* **Exercise material**:
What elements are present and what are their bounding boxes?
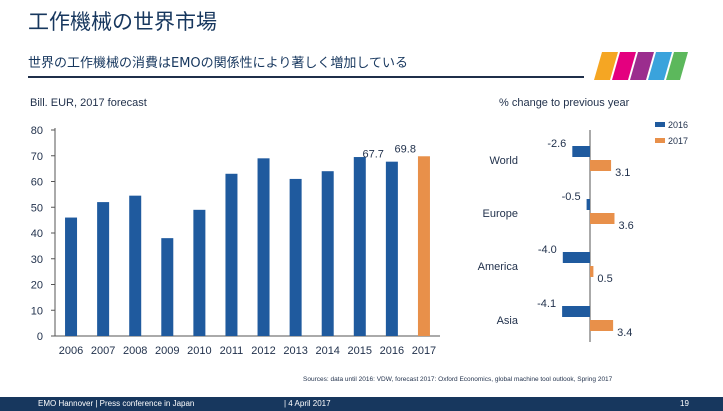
- bar-2017: [417, 156, 430, 336]
- category-label-europe: Europe: [483, 208, 518, 220]
- category-label-asia: Asia: [497, 315, 519, 327]
- footer-event-label: EMO Hannover | Press conference in Japan: [38, 399, 195, 408]
- x-tick-label: 2015: [348, 345, 372, 357]
- bar-europe-2017: [590, 213, 615, 224]
- x-tick-label: 2013: [283, 345, 307, 357]
- source-note: Sources: data until 2016: VDW, forecast …: [303, 376, 613, 383]
- y-tick-label: 10: [31, 305, 43, 317]
- bar-america-2017: [590, 266, 594, 277]
- y-tick-label: 30: [31, 254, 43, 266]
- right-chart-unit-label: % change to previous year: [499, 97, 630, 109]
- left-chart-unit-label: Bill. EUR, 2017 forecast: [30, 97, 147, 109]
- y-tick-label: 80: [31, 125, 43, 137]
- legend-label-2017: 2017: [668, 136, 688, 146]
- emo-logo-icon: [594, 52, 688, 80]
- y-tick-label: 0: [37, 331, 43, 343]
- y-tick-label: 70: [31, 151, 43, 163]
- x-tick-label: 2014: [315, 345, 339, 357]
- legend-swatch-2016: [655, 122, 665, 127]
- y-tick-label: 60: [31, 177, 43, 189]
- page-number: 19: [680, 399, 689, 408]
- x-tick-label: 2011: [220, 345, 244, 357]
- data-label-2017: 69.8: [395, 143, 416, 155]
- value-label-asia-2016: -4.1: [537, 298, 556, 310]
- bar-2013: [289, 178, 302, 336]
- x-tick-label: 2012: [251, 345, 275, 357]
- value-label-america-2017: 0.5: [597, 273, 612, 285]
- bar-world-2017: [590, 160, 612, 171]
- data-label-2016: 67.7: [362, 149, 383, 161]
- bar-2011: [225, 173, 238, 336]
- bar-2010: [193, 209, 206, 336]
- bar-2008: [129, 195, 142, 336]
- logo-stripe-orange: [594, 52, 618, 80]
- footer-bar: [0, 397, 723, 411]
- value-label-europe-2016: -0.5: [562, 191, 581, 203]
- bar-asia-2016: [562, 306, 590, 317]
- x-tick-label: 2008: [123, 345, 147, 357]
- bar-2006: [65, 217, 78, 336]
- bar-europe-2016: [586, 199, 590, 210]
- logo-stripe-magenta: [612, 52, 636, 80]
- y-tick-label: 50: [31, 202, 43, 214]
- bar-world-2016: [572, 146, 590, 157]
- bar-2009: [161, 238, 174, 336]
- y-tick-label: 20: [31, 280, 43, 292]
- value-label-asia-2017: 3.4: [617, 327, 632, 339]
- value-label-europe-2017: 3.6: [618, 220, 633, 232]
- bar-2014: [321, 171, 334, 336]
- logo-stripe-blue: [648, 52, 672, 80]
- x-tick-label: 2006: [59, 345, 83, 357]
- page-subtitle: 世界の工作機械の消費はEMOの関係性により著しく増加している: [28, 56, 409, 71]
- logo-stripe-green: [666, 52, 688, 80]
- page-title: 工作機械の世界市場: [28, 10, 217, 34]
- category-label-world: World: [489, 155, 518, 167]
- title-divider: [28, 76, 584, 78]
- value-label-world-2016: -2.6: [547, 138, 566, 150]
- logo-stripe-purple: [630, 52, 654, 80]
- x-tick-label: 2010: [187, 345, 211, 357]
- category-label-america: America: [478, 261, 519, 273]
- bar-2012: [257, 158, 270, 336]
- bar-asia-2017: [590, 320, 614, 331]
- x-tick-label: 2007: [91, 345, 115, 357]
- x-tick-label: 2017: [412, 345, 436, 357]
- bar-america-2016: [562, 252, 590, 263]
- x-tick-label: 2009: [155, 345, 179, 357]
- value-label-world-2017: 3.1: [615, 167, 630, 179]
- legend-swatch-2017: [655, 138, 665, 143]
- y-tick-label: 40: [31, 228, 43, 240]
- x-tick-label: 2016: [380, 345, 404, 357]
- bar-2007: [97, 202, 110, 336]
- value-label-america-2016: -4.0: [538, 244, 557, 256]
- legend-label-2016: 2016: [668, 120, 688, 130]
- bar-2015: [353, 157, 366, 336]
- footer-date: | 4 April 2017: [284, 399, 331, 408]
- bar-2016: [385, 161, 398, 336]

* **Work to be completed**: Convert the lines from the one containing "- bar-2017: [417, 156, 430, 336]" through the one containing "- right-chart-unit-label: %", both included, into a JSON list of strings with one string per line and no blank lines.

* **Full solution**:
[
  "- bar-2017: [417, 156, 430, 336]",
  "- category-label-europe: Europe: [483, 208, 518, 220]",
  "- category-label-asia: Asia: [497, 315, 519, 327]",
  "- footer-event-label: EMO Hannover | Press conference in Japan: [38, 399, 195, 408]",
  "- x-tick-label: 2015: [348, 345, 372, 357]",
  "- bar-europe-2017: [590, 213, 615, 224]",
  "- x-tick-label: 2013: [283, 345, 307, 357]",
  "- source-note: Sources: data until 2016: VDW, forecast …: [303, 376, 613, 383]",
  "- y-tick-label: 10: [31, 305, 43, 317]",
  "- bar-america-2017: [590, 266, 594, 277]",
  "- y-tick-label: 30: [31, 254, 43, 266]",
  "- right-chart-unit-label: % change to previous year: [499, 97, 630, 109]"
]